> What is needed
Each line containing the word "content" must be collected.

==*==

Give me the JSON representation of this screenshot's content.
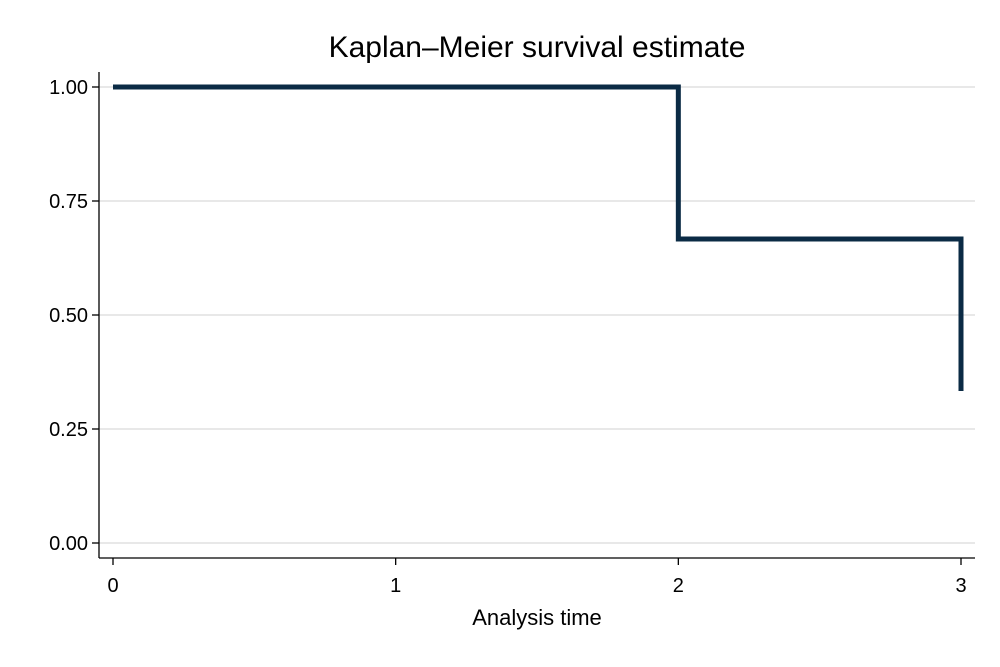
{
  "chart_data": {
    "type": "line",
    "subtype": "step",
    "title": "Kaplan–Meier survival estimate",
    "xlabel": "Analysis time",
    "ylabel": "",
    "xlim": [
      0,
      3
    ],
    "ylim": [
      0,
      1
    ],
    "x_ticks": [
      0,
      1,
      2,
      3
    ],
    "x_tick_labels": [
      "0",
      "1",
      "2",
      "3"
    ],
    "y_ticks": [
      0,
      0.25,
      0.5,
      0.75,
      1
    ],
    "y_tick_labels": [
      "0.00",
      "0.25",
      "0.50",
      "0.75",
      "1.00"
    ],
    "grid": true,
    "legend": "none",
    "series": [
      {
        "x": [
          0,
          2,
          3
        ],
        "y": [
          1.0,
          0.6667,
          0.3333
        ],
        "color": "#0b2b45"
      }
    ]
  }
}
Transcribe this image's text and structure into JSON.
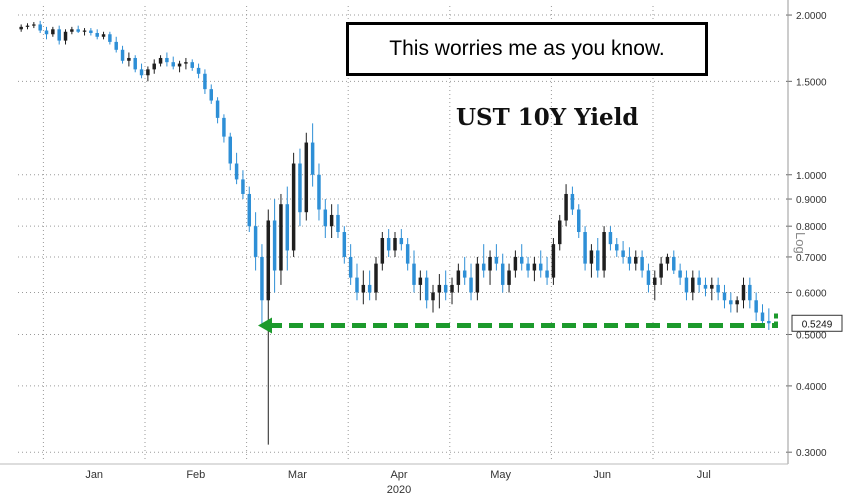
{
  "annotation": "This worries me as you know.",
  "colors": {
    "up": "#1f1f1f",
    "down": "#2e8fd6",
    "grid": "#9a9a9a",
    "arrow": "#1c9a2c"
  },
  "chart_data": {
    "type": "candlestick",
    "title": "UST 10Y Yield",
    "scale": "log",
    "scale_label": "Log",
    "ylim": [
      0.29,
      2.08
    ],
    "y_ticks": [
      {
        "value": 2.0,
        "label": "2.0000"
      },
      {
        "value": 1.5,
        "label": "1.5000"
      },
      {
        "value": 1.0,
        "label": "1.0000"
      },
      {
        "value": 0.9,
        "label": "0.9000"
      },
      {
        "value": 0.8,
        "label": "0.8000"
      },
      {
        "value": 0.7,
        "label": "0.7000"
      },
      {
        "value": 0.6,
        "label": "0.6000"
      },
      {
        "value": 0.5,
        "label": "0.5000"
      },
      {
        "value": 0.4,
        "label": "0.4000"
      },
      {
        "value": 0.3,
        "label": "0.3000"
      }
    ],
    "x_year": "2020",
    "x_months": [
      "Jan",
      "Feb",
      "Mar",
      "Apr",
      "May",
      "Jun",
      "Jul"
    ],
    "last_value": 0.5249,
    "last_value_label": "0.5249",
    "support_level": 0.52,
    "grid": true,
    "candles": [
      [
        1.88,
        1.92,
        1.86,
        1.9
      ],
      [
        1.9,
        1.93,
        1.88,
        1.91
      ],
      [
        1.91,
        1.94,
        1.89,
        1.92
      ],
      [
        1.92,
        1.95,
        1.85,
        1.87
      ],
      [
        1.87,
        1.9,
        1.8,
        1.84
      ],
      [
        1.84,
        1.9,
        1.82,
        1.88
      ],
      [
        1.88,
        1.91,
        1.76,
        1.79
      ],
      [
        1.79,
        1.88,
        1.76,
        1.86
      ],
      [
        1.86,
        1.9,
        1.84,
        1.88
      ],
      [
        1.88,
        1.91,
        1.85,
        1.86
      ],
      [
        1.86,
        1.89,
        1.83,
        1.87
      ],
      [
        1.87,
        1.89,
        1.83,
        1.85
      ],
      [
        1.85,
        1.88,
        1.8,
        1.82
      ],
      [
        1.82,
        1.86,
        1.8,
        1.84
      ],
      [
        1.84,
        1.86,
        1.76,
        1.78
      ],
      [
        1.78,
        1.82,
        1.7,
        1.72
      ],
      [
        1.72,
        1.75,
        1.62,
        1.64
      ],
      [
        1.64,
        1.7,
        1.6,
        1.66
      ],
      [
        1.66,
        1.68,
        1.56,
        1.58
      ],
      [
        1.58,
        1.62,
        1.52,
        1.54
      ],
      [
        1.54,
        1.6,
        1.5,
        1.58
      ],
      [
        1.58,
        1.65,
        1.55,
        1.62
      ],
      [
        1.62,
        1.68,
        1.6,
        1.66
      ],
      [
        1.66,
        1.7,
        1.6,
        1.63
      ],
      [
        1.63,
        1.67,
        1.58,
        1.6
      ],
      [
        1.6,
        1.64,
        1.56,
        1.62
      ],
      [
        1.62,
        1.66,
        1.58,
        1.63
      ],
      [
        1.63,
        1.65,
        1.57,
        1.59
      ],
      [
        1.59,
        1.62,
        1.52,
        1.55
      ],
      [
        1.55,
        1.58,
        1.42,
        1.45
      ],
      [
        1.45,
        1.48,
        1.36,
        1.38
      ],
      [
        1.38,
        1.4,
        1.25,
        1.28
      ],
      [
        1.28,
        1.3,
        1.15,
        1.18
      ],
      [
        1.18,
        1.2,
        1.02,
        1.05
      ],
      [
        1.05,
        1.1,
        0.96,
        0.98
      ],
      [
        0.98,
        1.02,
        0.9,
        0.92
      ],
      [
        0.92,
        0.95,
        0.78,
        0.8
      ],
      [
        0.8,
        0.85,
        0.66,
        0.7
      ],
      [
        0.7,
        0.74,
        0.52,
        0.58
      ],
      [
        0.58,
        0.86,
        0.31,
        0.82
      ],
      [
        0.82,
        0.9,
        0.6,
        0.66
      ],
      [
        0.66,
        0.92,
        0.62,
        0.88
      ],
      [
        0.88,
        0.95,
        0.66,
        0.72
      ],
      [
        0.72,
        1.1,
        0.7,
        1.05
      ],
      [
        1.05,
        1.12,
        0.8,
        0.85
      ],
      [
        0.85,
        1.2,
        0.82,
        1.15
      ],
      [
        1.15,
        1.25,
        0.95,
        1.0
      ],
      [
        1.0,
        1.05,
        0.82,
        0.86
      ],
      [
        0.86,
        0.9,
        0.76,
        0.8
      ],
      [
        0.8,
        0.88,
        0.76,
        0.84
      ],
      [
        0.84,
        0.88,
        0.76,
        0.78
      ],
      [
        0.78,
        0.8,
        0.68,
        0.7
      ],
      [
        0.7,
        0.74,
        0.62,
        0.64
      ],
      [
        0.64,
        0.68,
        0.58,
        0.6
      ],
      [
        0.6,
        0.66,
        0.57,
        0.62
      ],
      [
        0.62,
        0.66,
        0.58,
        0.6
      ],
      [
        0.6,
        0.7,
        0.58,
        0.68
      ],
      [
        0.68,
        0.78,
        0.66,
        0.76
      ],
      [
        0.76,
        0.79,
        0.7,
        0.72
      ],
      [
        0.72,
        0.78,
        0.7,
        0.76
      ],
      [
        0.76,
        0.79,
        0.72,
        0.74
      ],
      [
        0.74,
        0.76,
        0.66,
        0.68
      ],
      [
        0.68,
        0.72,
        0.6,
        0.62
      ],
      [
        0.62,
        0.66,
        0.58,
        0.64
      ],
      [
        0.64,
        0.66,
        0.56,
        0.58
      ],
      [
        0.58,
        0.62,
        0.55,
        0.6
      ],
      [
        0.6,
        0.65,
        0.56,
        0.62
      ],
      [
        0.62,
        0.66,
        0.58,
        0.6
      ],
      [
        0.6,
        0.64,
        0.57,
        0.62
      ],
      [
        0.62,
        0.68,
        0.6,
        0.66
      ],
      [
        0.66,
        0.7,
        0.62,
        0.64
      ],
      [
        0.64,
        0.68,
        0.58,
        0.6
      ],
      [
        0.6,
        0.7,
        0.58,
        0.68
      ],
      [
        0.68,
        0.74,
        0.64,
        0.66
      ],
      [
        0.66,
        0.72,
        0.62,
        0.7
      ],
      [
        0.7,
        0.74,
        0.66,
        0.68
      ],
      [
        0.68,
        0.71,
        0.6,
        0.62
      ],
      [
        0.62,
        0.68,
        0.6,
        0.66
      ],
      [
        0.66,
        0.72,
        0.64,
        0.7
      ],
      [
        0.7,
        0.74,
        0.66,
        0.68
      ],
      [
        0.68,
        0.7,
        0.64,
        0.66
      ],
      [
        0.66,
        0.7,
        0.63,
        0.68
      ],
      [
        0.68,
        0.72,
        0.64,
        0.66
      ],
      [
        0.66,
        0.7,
        0.62,
        0.64
      ],
      [
        0.64,
        0.76,
        0.62,
        0.74
      ],
      [
        0.74,
        0.84,
        0.72,
        0.82
      ],
      [
        0.82,
        0.96,
        0.8,
        0.92
      ],
      [
        0.92,
        0.95,
        0.84,
        0.86
      ],
      [
        0.86,
        0.88,
        0.76,
        0.78
      ],
      [
        0.78,
        0.8,
        0.66,
        0.68
      ],
      [
        0.68,
        0.74,
        0.64,
        0.72
      ],
      [
        0.72,
        0.76,
        0.64,
        0.66
      ],
      [
        0.66,
        0.8,
        0.64,
        0.78
      ],
      [
        0.78,
        0.8,
        0.72,
        0.74
      ],
      [
        0.74,
        0.76,
        0.7,
        0.72
      ],
      [
        0.72,
        0.75,
        0.68,
        0.7
      ],
      [
        0.7,
        0.73,
        0.66,
        0.68
      ],
      [
        0.68,
        0.72,
        0.66,
        0.7
      ],
      [
        0.7,
        0.72,
        0.64,
        0.66
      ],
      [
        0.66,
        0.68,
        0.6,
        0.62
      ],
      [
        0.62,
        0.66,
        0.58,
        0.64
      ],
      [
        0.64,
        0.7,
        0.62,
        0.68
      ],
      [
        0.68,
        0.71,
        0.66,
        0.7
      ],
      [
        0.7,
        0.72,
        0.65,
        0.66
      ],
      [
        0.66,
        0.68,
        0.62,
        0.64
      ],
      [
        0.64,
        0.66,
        0.58,
        0.6
      ],
      [
        0.6,
        0.66,
        0.58,
        0.64
      ],
      [
        0.64,
        0.66,
        0.6,
        0.62
      ],
      [
        0.62,
        0.64,
        0.59,
        0.61
      ],
      [
        0.61,
        0.64,
        0.58,
        0.62
      ],
      [
        0.62,
        0.64,
        0.58,
        0.6
      ],
      [
        0.6,
        0.62,
        0.56,
        0.58
      ],
      [
        0.58,
        0.6,
        0.55,
        0.57
      ],
      [
        0.57,
        0.59,
        0.55,
        0.58
      ],
      [
        0.58,
        0.64,
        0.56,
        0.62
      ],
      [
        0.62,
        0.64,
        0.56,
        0.58
      ],
      [
        0.58,
        0.6,
        0.53,
        0.55
      ],
      [
        0.55,
        0.57,
        0.52,
        0.53
      ],
      [
        0.53,
        0.56,
        0.51,
        0.5249
      ]
    ]
  }
}
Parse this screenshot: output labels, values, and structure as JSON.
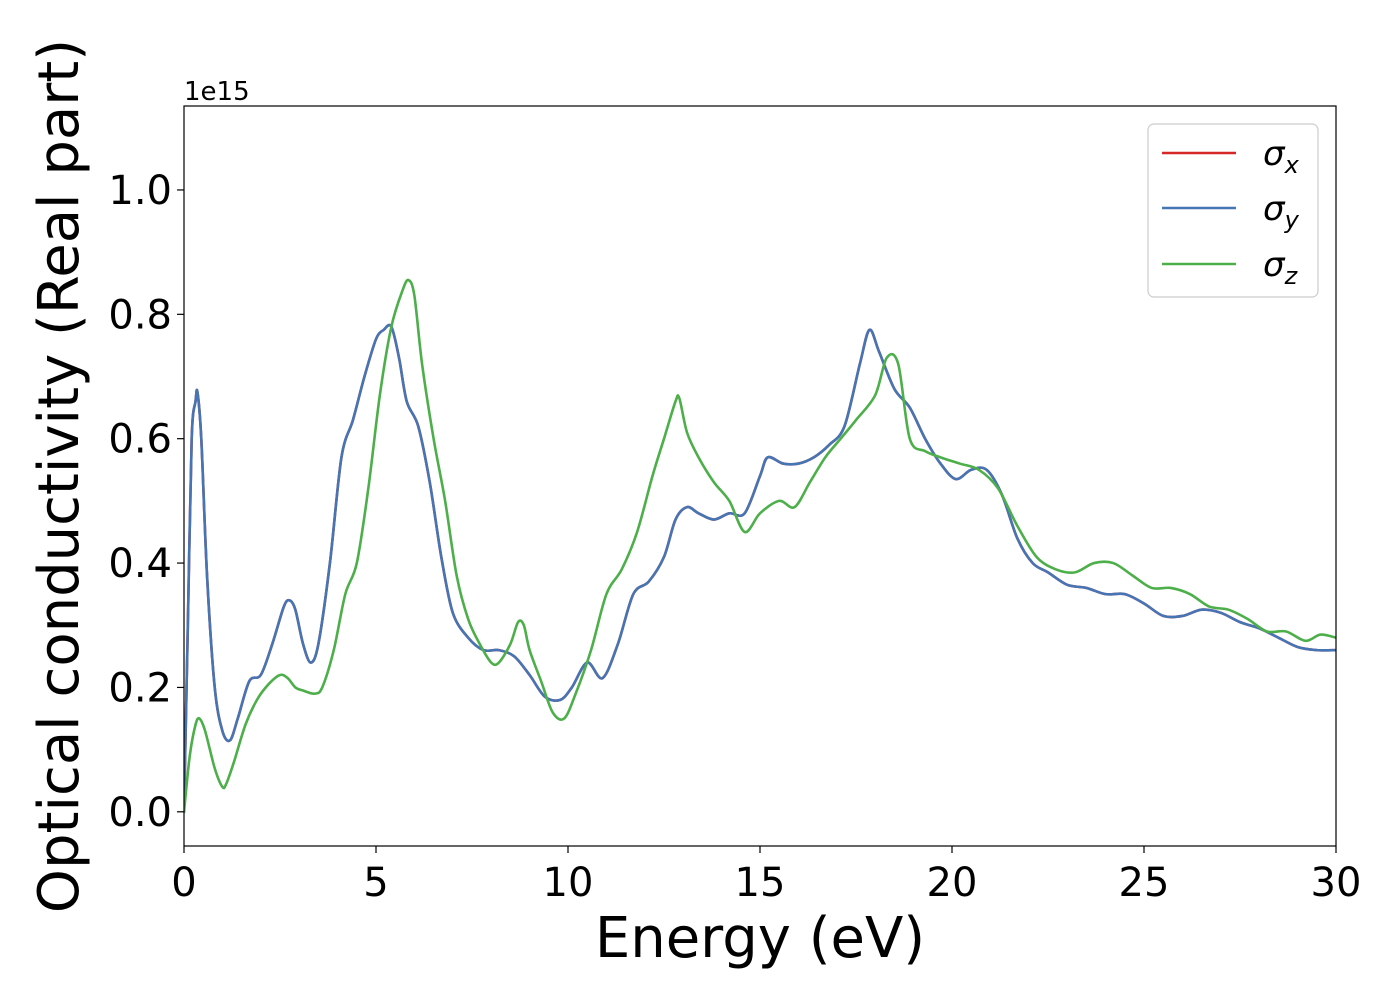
{
  "chart_data": {
    "type": "line",
    "title": "",
    "xlabel": "Energy (eV)",
    "ylabel": "Optical conductivity (Real part)",
    "y_offset_label": "1e15",
    "xlim": [
      0,
      30
    ],
    "ylim": [
      -0.055,
      1.135
    ],
    "xticks": [
      0,
      5,
      10,
      15,
      20,
      25,
      30
    ],
    "xtick_labels": [
      "0",
      "5",
      "10",
      "15",
      "20",
      "25",
      "30"
    ],
    "yticks": [
      0.0,
      0.2,
      0.4,
      0.6,
      0.8,
      1.0
    ],
    "ytick_labels": [
      "0.0",
      "0.2",
      "0.4",
      "0.6",
      "0.8",
      "1.0"
    ],
    "grid": false,
    "legend_position": "top-right",
    "series": [
      {
        "name": "σx",
        "symbol": "σ",
        "subscript": "x",
        "color": "#d62728",
        "x": [
          0,
          0.1,
          0.2,
          0.3,
          0.35,
          0.45,
          0.6,
          0.8,
          1.0,
          1.2,
          1.4,
          1.7,
          2.0,
          2.3,
          2.6,
          2.75,
          2.9,
          3.1,
          3.3,
          3.5,
          3.8,
          4.1,
          4.4,
          4.7,
          5.0,
          5.2,
          5.4,
          5.6,
          5.8,
          6.1,
          6.4,
          6.7,
          7.0,
          7.4,
          7.8,
          8.2,
          8.6,
          9.0,
          9.4,
          9.8,
          10.1,
          10.5,
          10.9,
          11.3,
          11.7,
          12.1,
          12.5,
          12.8,
          13.1,
          13.4,
          13.8,
          14.2,
          14.6,
          15.0,
          15.2,
          15.6,
          16.0,
          16.4,
          16.8,
          17.2,
          17.6,
          17.85,
          18.1,
          18.5,
          18.9,
          19.3,
          19.7,
          20.1,
          20.5,
          20.9,
          21.3,
          21.7,
          22.1,
          22.5,
          23.0,
          23.5,
          24.0,
          24.5,
          25.0,
          25.5,
          26.0,
          26.5,
          27.0,
          27.5,
          28.0,
          28.5,
          29.0,
          29.5,
          30.0
        ],
        "y": [
          0.0,
          0.3,
          0.6,
          0.66,
          0.675,
          0.6,
          0.38,
          0.2,
          0.13,
          0.115,
          0.15,
          0.21,
          0.22,
          0.27,
          0.33,
          0.34,
          0.325,
          0.27,
          0.24,
          0.27,
          0.4,
          0.57,
          0.63,
          0.7,
          0.76,
          0.775,
          0.78,
          0.73,
          0.66,
          0.62,
          0.53,
          0.41,
          0.32,
          0.28,
          0.26,
          0.26,
          0.25,
          0.22,
          0.185,
          0.18,
          0.2,
          0.24,
          0.215,
          0.27,
          0.35,
          0.37,
          0.41,
          0.47,
          0.49,
          0.48,
          0.47,
          0.48,
          0.48,
          0.54,
          0.57,
          0.56,
          0.56,
          0.57,
          0.59,
          0.62,
          0.72,
          0.775,
          0.74,
          0.68,
          0.65,
          0.6,
          0.56,
          0.535,
          0.55,
          0.55,
          0.51,
          0.44,
          0.4,
          0.385,
          0.365,
          0.36,
          0.35,
          0.35,
          0.335,
          0.315,
          0.315,
          0.325,
          0.32,
          0.305,
          0.295,
          0.28,
          0.265,
          0.26,
          0.26
        ]
      },
      {
        "name": "σy",
        "symbol": "σ",
        "subscript": "y",
        "color": "#4575b4",
        "x": [
          0,
          0.1,
          0.2,
          0.3,
          0.35,
          0.45,
          0.6,
          0.8,
          1.0,
          1.2,
          1.4,
          1.7,
          2.0,
          2.3,
          2.6,
          2.75,
          2.9,
          3.1,
          3.3,
          3.5,
          3.8,
          4.1,
          4.4,
          4.7,
          5.0,
          5.2,
          5.4,
          5.6,
          5.8,
          6.1,
          6.4,
          6.7,
          7.0,
          7.4,
          7.8,
          8.2,
          8.6,
          9.0,
          9.4,
          9.8,
          10.1,
          10.5,
          10.9,
          11.3,
          11.7,
          12.1,
          12.5,
          12.8,
          13.1,
          13.4,
          13.8,
          14.2,
          14.6,
          15.0,
          15.2,
          15.6,
          16.0,
          16.4,
          16.8,
          17.2,
          17.6,
          17.85,
          18.1,
          18.5,
          18.9,
          19.3,
          19.7,
          20.1,
          20.5,
          20.9,
          21.3,
          21.7,
          22.1,
          22.5,
          23.0,
          23.5,
          24.0,
          24.5,
          25.0,
          25.5,
          26.0,
          26.5,
          27.0,
          27.5,
          28.0,
          28.5,
          29.0,
          29.5,
          30.0
        ],
        "y": [
          0.0,
          0.3,
          0.6,
          0.66,
          0.675,
          0.6,
          0.38,
          0.2,
          0.13,
          0.115,
          0.15,
          0.21,
          0.22,
          0.27,
          0.33,
          0.34,
          0.325,
          0.27,
          0.24,
          0.27,
          0.4,
          0.57,
          0.63,
          0.7,
          0.76,
          0.775,
          0.78,
          0.73,
          0.66,
          0.62,
          0.53,
          0.41,
          0.32,
          0.28,
          0.26,
          0.26,
          0.25,
          0.22,
          0.185,
          0.18,
          0.2,
          0.24,
          0.215,
          0.27,
          0.35,
          0.37,
          0.41,
          0.47,
          0.49,
          0.48,
          0.47,
          0.48,
          0.48,
          0.54,
          0.57,
          0.56,
          0.56,
          0.57,
          0.59,
          0.62,
          0.72,
          0.775,
          0.74,
          0.68,
          0.65,
          0.6,
          0.56,
          0.535,
          0.55,
          0.55,
          0.51,
          0.44,
          0.4,
          0.385,
          0.365,
          0.36,
          0.35,
          0.35,
          0.335,
          0.315,
          0.315,
          0.325,
          0.32,
          0.305,
          0.295,
          0.28,
          0.265,
          0.26,
          0.26
        ]
      },
      {
        "name": "σz",
        "symbol": "σ",
        "subscript": "z",
        "color": "#4daf4a",
        "x": [
          0,
          0.15,
          0.3,
          0.4,
          0.55,
          0.8,
          1.0,
          1.1,
          1.3,
          1.6,
          1.9,
          2.2,
          2.5,
          2.7,
          2.9,
          3.1,
          3.4,
          3.6,
          3.9,
          4.2,
          4.5,
          4.8,
          5.1,
          5.4,
          5.7,
          5.85,
          6.0,
          6.2,
          6.5,
          6.8,
          7.1,
          7.4,
          7.7,
          8.0,
          8.2,
          8.5,
          8.7,
          8.85,
          9.0,
          9.3,
          9.6,
          9.9,
          10.2,
          10.6,
          11.0,
          11.4,
          11.8,
          12.2,
          12.5,
          12.8,
          12.9,
          13.1,
          13.4,
          13.8,
          14.2,
          14.6,
          15.0,
          15.5,
          15.9,
          16.3,
          16.7,
          17.1,
          17.5,
          18.0,
          18.3,
          18.6,
          18.9,
          19.3,
          19.7,
          20.2,
          20.7,
          21.2,
          21.7,
          22.2,
          22.7,
          23.2,
          23.7,
          24.2,
          24.7,
          25.2,
          25.7,
          26.2,
          26.7,
          27.2,
          27.7,
          28.2,
          28.7,
          29.2,
          29.6,
          30.0
        ],
        "y": [
          0.0,
          0.09,
          0.14,
          0.15,
          0.13,
          0.07,
          0.04,
          0.045,
          0.08,
          0.14,
          0.18,
          0.205,
          0.22,
          0.215,
          0.2,
          0.195,
          0.19,
          0.2,
          0.26,
          0.35,
          0.4,
          0.52,
          0.67,
          0.78,
          0.84,
          0.855,
          0.83,
          0.72,
          0.6,
          0.5,
          0.38,
          0.31,
          0.27,
          0.24,
          0.24,
          0.27,
          0.305,
          0.3,
          0.26,
          0.21,
          0.16,
          0.15,
          0.19,
          0.26,
          0.35,
          0.39,
          0.45,
          0.54,
          0.6,
          0.66,
          0.665,
          0.61,
          0.57,
          0.53,
          0.5,
          0.45,
          0.48,
          0.5,
          0.49,
          0.53,
          0.57,
          0.6,
          0.63,
          0.67,
          0.73,
          0.72,
          0.6,
          0.58,
          0.57,
          0.56,
          0.55,
          0.52,
          0.46,
          0.41,
          0.39,
          0.385,
          0.4,
          0.4,
          0.38,
          0.36,
          0.36,
          0.35,
          0.33,
          0.325,
          0.31,
          0.29,
          0.29,
          0.275,
          0.285,
          0.28
        ]
      }
    ]
  }
}
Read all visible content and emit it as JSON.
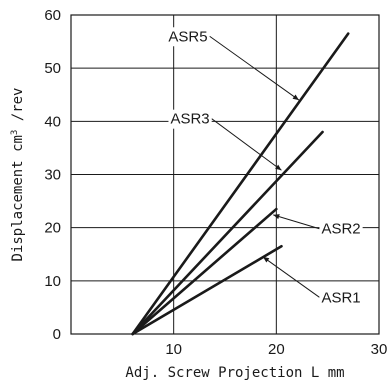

==*==

> Result below
Give me the JSON representation of this screenshot's content.
Read all visible content and emit it as JSON.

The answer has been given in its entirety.